Work to be completed:
Keep only those lines of the records that include the string "tracker".

Data for the task:
◇ ◇ ◇ ◇ ◇
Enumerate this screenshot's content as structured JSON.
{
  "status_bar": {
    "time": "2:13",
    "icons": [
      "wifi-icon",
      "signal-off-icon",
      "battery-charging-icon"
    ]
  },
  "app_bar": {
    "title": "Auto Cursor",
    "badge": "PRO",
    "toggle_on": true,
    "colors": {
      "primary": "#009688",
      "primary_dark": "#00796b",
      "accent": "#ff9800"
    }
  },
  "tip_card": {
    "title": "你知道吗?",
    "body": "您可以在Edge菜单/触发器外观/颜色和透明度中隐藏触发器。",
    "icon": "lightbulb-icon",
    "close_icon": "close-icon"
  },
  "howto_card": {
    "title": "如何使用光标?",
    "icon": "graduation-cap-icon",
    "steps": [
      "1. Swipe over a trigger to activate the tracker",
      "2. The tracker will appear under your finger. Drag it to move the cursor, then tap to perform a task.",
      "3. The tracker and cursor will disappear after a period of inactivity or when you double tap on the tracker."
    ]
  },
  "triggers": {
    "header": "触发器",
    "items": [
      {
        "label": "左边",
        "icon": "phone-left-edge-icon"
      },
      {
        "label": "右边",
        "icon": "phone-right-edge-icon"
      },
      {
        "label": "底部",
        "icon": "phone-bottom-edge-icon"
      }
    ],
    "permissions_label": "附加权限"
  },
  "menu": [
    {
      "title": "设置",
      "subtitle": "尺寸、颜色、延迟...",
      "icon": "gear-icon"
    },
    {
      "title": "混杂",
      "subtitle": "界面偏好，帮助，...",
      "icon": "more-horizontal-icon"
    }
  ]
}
◇ ◇ ◇ ◇ ◇
Problem solution:
      "1. Swipe over a trigger to activate the tracker",
      "2. The tracker will appear under your finger. Drag it to move the cursor, then tap to perform a task.",
      "3. The tracker and cursor will disappear after a period of inactivity or when you double tap on the tracker."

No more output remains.